*PROVIDED RECORDS:*
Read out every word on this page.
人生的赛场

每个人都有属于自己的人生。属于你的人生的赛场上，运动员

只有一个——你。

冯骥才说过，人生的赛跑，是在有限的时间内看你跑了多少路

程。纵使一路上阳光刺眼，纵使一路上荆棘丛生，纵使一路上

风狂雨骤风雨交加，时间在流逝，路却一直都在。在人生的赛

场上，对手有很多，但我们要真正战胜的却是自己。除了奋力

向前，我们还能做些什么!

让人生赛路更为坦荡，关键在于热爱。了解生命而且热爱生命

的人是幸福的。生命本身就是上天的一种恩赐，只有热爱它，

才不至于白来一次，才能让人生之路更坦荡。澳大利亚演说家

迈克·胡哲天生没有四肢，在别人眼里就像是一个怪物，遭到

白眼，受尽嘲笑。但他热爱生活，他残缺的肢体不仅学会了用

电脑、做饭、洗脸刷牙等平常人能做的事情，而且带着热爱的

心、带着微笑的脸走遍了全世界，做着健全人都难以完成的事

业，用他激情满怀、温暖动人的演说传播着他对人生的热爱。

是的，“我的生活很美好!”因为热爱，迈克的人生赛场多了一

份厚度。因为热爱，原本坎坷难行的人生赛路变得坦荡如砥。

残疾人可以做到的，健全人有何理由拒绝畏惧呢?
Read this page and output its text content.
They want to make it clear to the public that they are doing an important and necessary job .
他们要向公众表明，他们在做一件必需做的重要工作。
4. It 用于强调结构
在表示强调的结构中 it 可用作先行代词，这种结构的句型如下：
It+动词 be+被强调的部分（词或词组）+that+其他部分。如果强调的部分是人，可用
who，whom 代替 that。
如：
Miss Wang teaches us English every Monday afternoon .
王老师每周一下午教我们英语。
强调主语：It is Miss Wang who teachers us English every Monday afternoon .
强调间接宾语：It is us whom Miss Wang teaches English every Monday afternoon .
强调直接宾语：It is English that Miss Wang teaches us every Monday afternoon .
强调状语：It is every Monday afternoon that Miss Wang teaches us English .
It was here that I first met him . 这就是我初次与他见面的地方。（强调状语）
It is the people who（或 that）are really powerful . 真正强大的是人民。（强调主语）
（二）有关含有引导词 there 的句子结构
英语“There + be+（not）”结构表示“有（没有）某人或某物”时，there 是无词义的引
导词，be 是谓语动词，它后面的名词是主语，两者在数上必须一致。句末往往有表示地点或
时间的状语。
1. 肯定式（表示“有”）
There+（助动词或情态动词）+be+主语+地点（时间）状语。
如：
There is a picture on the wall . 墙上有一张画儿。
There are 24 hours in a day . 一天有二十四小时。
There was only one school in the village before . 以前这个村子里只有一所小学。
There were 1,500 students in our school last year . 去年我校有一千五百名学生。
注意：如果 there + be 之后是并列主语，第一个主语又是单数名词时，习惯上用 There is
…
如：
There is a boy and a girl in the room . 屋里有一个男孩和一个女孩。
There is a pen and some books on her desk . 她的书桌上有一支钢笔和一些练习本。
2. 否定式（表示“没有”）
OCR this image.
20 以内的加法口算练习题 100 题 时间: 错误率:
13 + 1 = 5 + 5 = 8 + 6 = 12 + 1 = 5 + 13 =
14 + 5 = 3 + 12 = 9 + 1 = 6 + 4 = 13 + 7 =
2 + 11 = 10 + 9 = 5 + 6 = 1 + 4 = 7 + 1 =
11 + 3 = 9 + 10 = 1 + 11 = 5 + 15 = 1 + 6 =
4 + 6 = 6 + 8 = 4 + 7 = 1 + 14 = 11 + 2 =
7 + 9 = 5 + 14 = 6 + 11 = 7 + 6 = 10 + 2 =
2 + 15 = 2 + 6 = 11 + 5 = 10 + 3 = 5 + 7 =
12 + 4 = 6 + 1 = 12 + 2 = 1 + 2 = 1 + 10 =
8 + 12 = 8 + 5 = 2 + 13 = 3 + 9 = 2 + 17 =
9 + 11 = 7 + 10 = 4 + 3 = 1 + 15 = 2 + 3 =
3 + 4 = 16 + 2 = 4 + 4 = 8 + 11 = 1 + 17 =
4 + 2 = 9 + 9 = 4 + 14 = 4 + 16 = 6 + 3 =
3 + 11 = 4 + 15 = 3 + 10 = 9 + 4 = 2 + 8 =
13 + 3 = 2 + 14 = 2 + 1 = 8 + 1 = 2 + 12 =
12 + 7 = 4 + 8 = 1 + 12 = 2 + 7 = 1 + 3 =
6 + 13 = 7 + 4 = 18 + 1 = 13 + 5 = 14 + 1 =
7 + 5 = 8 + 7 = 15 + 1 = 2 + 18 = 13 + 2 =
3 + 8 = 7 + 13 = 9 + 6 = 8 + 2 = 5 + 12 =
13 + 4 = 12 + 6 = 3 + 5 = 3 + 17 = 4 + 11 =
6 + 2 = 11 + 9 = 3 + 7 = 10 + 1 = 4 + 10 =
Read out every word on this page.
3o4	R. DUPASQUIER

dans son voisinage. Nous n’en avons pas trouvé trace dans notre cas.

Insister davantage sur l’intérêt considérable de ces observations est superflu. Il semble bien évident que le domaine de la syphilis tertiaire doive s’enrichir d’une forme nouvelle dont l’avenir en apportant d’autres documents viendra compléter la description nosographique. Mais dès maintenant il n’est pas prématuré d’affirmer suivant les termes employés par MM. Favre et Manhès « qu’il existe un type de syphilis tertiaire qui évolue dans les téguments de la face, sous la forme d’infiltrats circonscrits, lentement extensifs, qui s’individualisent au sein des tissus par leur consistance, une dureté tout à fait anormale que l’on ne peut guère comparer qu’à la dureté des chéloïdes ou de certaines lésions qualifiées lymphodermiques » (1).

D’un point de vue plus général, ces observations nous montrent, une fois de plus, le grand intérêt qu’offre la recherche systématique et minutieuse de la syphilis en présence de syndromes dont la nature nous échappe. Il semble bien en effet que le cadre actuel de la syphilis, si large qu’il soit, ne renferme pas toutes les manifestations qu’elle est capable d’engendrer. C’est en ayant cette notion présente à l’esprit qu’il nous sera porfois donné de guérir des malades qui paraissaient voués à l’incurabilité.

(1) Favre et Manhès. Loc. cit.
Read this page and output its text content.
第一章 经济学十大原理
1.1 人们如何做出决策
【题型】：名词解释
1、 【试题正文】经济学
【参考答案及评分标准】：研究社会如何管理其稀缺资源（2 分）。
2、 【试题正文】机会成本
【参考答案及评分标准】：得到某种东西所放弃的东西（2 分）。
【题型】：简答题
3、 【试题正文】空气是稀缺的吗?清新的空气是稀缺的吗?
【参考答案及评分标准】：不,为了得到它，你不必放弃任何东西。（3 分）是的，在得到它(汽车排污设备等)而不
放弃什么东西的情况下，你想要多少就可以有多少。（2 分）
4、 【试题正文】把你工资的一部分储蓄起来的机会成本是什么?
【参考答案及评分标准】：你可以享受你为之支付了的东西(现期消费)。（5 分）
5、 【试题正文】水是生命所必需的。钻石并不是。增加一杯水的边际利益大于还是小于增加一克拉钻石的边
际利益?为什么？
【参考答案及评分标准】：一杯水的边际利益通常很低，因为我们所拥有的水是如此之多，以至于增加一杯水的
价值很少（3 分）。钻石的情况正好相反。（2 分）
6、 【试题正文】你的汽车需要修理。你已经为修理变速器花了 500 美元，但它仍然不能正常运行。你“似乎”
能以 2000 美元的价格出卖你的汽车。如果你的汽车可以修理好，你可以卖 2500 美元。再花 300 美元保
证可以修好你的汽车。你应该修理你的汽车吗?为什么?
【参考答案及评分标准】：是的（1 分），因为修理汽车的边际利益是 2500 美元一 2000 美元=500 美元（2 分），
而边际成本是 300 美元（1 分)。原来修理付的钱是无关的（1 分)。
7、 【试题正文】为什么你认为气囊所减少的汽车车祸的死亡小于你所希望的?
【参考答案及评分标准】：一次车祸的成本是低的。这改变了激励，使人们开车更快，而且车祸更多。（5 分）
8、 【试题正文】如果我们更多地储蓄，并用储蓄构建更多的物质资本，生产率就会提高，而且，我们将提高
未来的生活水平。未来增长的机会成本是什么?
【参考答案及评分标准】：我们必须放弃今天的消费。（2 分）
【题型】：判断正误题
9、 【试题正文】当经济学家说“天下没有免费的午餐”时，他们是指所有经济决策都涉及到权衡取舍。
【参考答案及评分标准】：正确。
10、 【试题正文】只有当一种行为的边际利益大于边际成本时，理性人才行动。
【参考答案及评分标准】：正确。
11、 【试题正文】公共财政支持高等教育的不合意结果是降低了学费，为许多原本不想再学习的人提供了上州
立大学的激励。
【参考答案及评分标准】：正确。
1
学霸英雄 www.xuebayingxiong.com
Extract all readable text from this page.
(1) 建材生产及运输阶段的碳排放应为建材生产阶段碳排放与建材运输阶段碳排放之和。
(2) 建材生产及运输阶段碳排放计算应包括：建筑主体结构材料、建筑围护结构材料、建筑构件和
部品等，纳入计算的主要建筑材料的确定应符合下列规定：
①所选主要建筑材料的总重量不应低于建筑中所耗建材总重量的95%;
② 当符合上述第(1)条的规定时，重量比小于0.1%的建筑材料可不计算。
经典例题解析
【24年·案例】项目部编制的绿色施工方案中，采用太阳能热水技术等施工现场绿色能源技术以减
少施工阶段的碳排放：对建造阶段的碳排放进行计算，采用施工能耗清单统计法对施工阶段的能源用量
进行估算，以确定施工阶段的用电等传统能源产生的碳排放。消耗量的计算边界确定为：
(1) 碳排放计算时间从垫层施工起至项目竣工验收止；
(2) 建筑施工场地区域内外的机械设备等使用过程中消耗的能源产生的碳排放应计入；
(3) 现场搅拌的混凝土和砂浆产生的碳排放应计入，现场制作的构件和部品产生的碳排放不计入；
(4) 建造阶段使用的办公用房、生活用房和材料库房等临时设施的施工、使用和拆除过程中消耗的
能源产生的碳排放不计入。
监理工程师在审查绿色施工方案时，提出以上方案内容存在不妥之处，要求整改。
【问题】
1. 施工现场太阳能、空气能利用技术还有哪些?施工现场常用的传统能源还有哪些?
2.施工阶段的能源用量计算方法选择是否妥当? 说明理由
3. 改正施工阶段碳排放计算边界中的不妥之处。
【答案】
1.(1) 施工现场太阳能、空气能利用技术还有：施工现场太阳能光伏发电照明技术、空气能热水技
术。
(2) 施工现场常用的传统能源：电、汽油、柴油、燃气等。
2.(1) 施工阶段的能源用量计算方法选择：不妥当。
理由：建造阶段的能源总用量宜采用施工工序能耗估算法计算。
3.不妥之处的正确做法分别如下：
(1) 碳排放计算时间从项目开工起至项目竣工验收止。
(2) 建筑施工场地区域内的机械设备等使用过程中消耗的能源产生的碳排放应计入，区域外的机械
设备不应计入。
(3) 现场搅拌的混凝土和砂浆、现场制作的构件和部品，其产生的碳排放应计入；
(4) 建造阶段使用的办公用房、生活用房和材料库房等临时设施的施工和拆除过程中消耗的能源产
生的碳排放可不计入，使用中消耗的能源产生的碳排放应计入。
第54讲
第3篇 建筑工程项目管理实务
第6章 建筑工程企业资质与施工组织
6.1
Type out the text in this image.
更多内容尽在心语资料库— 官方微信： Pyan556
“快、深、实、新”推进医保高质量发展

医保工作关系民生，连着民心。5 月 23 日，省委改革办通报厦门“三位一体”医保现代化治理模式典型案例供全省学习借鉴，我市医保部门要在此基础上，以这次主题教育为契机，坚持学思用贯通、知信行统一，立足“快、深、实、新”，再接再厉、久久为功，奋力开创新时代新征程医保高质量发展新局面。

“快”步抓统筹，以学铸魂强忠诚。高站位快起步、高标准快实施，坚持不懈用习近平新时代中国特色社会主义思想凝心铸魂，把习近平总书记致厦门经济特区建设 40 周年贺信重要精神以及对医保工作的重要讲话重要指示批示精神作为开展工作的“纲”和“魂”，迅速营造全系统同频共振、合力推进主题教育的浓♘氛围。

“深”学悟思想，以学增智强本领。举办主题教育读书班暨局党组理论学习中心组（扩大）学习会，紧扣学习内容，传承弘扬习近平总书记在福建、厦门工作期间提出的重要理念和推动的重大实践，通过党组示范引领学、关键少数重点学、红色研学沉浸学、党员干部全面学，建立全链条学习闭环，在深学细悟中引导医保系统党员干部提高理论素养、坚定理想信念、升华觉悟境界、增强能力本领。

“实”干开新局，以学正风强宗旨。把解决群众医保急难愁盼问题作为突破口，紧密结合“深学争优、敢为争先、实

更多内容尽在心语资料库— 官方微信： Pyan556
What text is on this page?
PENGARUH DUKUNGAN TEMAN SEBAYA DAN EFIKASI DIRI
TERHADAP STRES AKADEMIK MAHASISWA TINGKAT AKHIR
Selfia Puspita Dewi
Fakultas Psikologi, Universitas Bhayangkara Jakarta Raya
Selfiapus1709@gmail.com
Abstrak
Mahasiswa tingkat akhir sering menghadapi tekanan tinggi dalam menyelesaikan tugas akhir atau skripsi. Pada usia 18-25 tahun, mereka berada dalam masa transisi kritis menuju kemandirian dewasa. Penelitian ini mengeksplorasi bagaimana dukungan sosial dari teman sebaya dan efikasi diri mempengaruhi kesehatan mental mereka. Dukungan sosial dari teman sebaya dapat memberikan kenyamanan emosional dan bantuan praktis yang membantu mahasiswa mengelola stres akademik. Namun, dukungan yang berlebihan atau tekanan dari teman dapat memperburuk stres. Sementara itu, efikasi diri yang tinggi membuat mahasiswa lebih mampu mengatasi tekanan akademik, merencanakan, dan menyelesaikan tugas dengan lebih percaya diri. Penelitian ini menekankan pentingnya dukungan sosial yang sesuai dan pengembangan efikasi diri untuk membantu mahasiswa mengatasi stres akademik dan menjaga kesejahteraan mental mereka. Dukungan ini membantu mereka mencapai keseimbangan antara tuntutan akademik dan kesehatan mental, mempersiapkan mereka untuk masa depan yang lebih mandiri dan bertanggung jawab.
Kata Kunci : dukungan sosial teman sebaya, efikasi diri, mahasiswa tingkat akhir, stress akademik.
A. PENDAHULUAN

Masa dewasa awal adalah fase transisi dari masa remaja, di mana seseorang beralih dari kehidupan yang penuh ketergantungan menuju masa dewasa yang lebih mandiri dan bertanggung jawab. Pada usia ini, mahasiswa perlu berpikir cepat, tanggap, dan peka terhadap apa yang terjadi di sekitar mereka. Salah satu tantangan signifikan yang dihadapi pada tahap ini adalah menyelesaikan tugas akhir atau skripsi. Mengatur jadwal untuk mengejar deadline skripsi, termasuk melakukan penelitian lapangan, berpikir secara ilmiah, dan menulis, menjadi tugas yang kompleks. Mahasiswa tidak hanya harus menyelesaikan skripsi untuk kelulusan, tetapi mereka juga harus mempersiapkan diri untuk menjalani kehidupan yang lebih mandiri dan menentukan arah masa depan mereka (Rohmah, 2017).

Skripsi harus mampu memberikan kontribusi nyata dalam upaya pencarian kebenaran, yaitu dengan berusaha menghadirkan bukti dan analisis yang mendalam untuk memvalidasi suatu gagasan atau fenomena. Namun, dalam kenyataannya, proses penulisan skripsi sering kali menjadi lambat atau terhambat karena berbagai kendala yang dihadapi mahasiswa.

*WHAT THE TASK REQUIRES:* Report each line of the material above where the word "whom" appears.

*RESULT:*
who，whom 代替 that。
强调间接宾语：It is us whom Miss Wang teaches English every Monday afternoon .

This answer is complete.